[EXERCISE AIM]:
Output every line of the records below verbatim, with no changes to any character.

::: STORED ROWS :::

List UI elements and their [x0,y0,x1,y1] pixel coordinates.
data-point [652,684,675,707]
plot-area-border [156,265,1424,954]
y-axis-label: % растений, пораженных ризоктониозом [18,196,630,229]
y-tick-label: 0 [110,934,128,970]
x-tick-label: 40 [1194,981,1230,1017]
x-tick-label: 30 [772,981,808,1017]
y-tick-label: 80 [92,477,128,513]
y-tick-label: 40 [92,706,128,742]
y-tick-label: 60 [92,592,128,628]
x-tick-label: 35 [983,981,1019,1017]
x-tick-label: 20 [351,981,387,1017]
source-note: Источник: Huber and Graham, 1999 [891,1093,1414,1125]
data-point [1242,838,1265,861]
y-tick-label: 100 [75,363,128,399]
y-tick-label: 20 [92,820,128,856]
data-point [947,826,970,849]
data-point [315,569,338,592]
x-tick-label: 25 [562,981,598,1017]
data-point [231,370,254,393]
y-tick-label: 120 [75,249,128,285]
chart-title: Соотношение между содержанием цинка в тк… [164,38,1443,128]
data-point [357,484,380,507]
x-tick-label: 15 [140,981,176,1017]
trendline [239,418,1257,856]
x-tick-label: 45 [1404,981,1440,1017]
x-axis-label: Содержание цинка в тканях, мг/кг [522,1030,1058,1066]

:::

[THE REPLY]:
List UI elements and their [x0,y0,x1,y1] pixel coordinates.
data-point [652,684,675,707]
plot-area-border [156,265,1424,954]
y-axis-label: % растений, пораженных ризоктониозом [18,196,630,229]
y-tick-label: 0 [110,934,128,970]
x-tick-label: 40 [1194,981,1230,1017]
x-tick-label: 30 [772,981,808,1017]
y-tick-label: 80 [92,477,128,513]
y-tick-label: 40 [92,706,128,742]
y-tick-label: 60 [92,592,128,628]
x-tick-label: 35 [983,981,1019,1017]
x-tick-label: 20 [351,981,387,1017]
source-note: Источник: Huber and Graham, 1999 [891,1093,1414,1125]
data-point [1242,838,1265,861]
y-tick-label: 100 [75,363,128,399]
y-tick-label: 20 [92,820,128,856]
data-point [947,826,970,849]
data-point [315,569,338,592]
x-tick-label: 25 [562,981,598,1017]
data-point [231,370,254,393]
y-tick-label: 120 [75,249,128,285]
chart-title: Соотношение между содержанием цинка в тк… [164,38,1443,128]
data-point [357,484,380,507]
x-tick-label: 15 [140,981,176,1017]
trendline [239,418,1257,856]
x-tick-label: 45 [1404,981,1440,1017]
x-axis-label: Содержание цинка в тканях, мг/кг [522,1030,1058,1066]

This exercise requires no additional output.